#### LISTED ENTRIES
====================

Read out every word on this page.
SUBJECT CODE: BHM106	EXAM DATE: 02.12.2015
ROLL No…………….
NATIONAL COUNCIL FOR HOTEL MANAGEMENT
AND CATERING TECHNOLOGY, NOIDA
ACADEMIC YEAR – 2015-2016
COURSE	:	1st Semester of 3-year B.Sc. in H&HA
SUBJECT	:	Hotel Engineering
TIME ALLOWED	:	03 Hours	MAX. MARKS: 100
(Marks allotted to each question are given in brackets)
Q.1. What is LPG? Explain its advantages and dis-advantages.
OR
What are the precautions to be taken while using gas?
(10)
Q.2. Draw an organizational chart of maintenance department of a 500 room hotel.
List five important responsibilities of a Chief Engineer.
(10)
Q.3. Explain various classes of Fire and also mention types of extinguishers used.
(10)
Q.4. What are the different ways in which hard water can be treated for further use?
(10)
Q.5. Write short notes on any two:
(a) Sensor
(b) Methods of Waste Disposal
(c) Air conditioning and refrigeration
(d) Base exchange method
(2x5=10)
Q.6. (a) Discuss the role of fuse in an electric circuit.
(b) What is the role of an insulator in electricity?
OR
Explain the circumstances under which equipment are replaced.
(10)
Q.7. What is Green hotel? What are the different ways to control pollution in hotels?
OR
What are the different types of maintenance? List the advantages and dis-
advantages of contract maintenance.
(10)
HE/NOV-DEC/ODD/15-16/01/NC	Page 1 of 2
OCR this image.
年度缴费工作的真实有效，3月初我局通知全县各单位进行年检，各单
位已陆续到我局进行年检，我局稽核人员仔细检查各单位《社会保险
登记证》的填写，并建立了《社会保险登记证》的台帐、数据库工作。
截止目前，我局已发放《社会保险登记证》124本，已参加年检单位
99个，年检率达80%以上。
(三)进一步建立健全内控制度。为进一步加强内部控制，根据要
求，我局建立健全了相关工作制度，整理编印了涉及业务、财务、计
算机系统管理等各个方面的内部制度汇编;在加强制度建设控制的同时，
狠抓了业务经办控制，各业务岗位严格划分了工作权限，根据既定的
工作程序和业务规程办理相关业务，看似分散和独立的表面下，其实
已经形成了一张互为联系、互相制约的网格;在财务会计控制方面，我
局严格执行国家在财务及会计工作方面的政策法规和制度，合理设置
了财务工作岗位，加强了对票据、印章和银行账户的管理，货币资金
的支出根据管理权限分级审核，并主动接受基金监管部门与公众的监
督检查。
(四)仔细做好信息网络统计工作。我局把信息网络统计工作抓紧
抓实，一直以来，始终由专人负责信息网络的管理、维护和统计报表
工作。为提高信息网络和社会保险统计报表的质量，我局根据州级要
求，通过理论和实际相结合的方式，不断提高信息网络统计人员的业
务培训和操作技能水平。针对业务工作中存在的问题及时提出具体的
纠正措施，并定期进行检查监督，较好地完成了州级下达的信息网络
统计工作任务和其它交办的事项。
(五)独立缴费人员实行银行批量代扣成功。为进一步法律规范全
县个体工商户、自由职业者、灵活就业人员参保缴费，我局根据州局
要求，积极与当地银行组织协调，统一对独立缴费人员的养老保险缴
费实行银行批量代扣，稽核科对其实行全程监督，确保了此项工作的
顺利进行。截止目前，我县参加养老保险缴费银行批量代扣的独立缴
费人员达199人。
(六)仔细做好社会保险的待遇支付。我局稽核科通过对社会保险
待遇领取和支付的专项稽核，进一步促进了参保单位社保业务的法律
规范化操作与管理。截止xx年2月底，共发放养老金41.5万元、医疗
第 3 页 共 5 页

====================

#### EXERCISE DETAILS
Copy out each line of the listing that holds "ways".

#### EXERCISE RESULT
Q.4. What are the different ways in which hard water can be treated for further use?
Q.7. What is Green hotel? What are the different ways to control pollution in hotels?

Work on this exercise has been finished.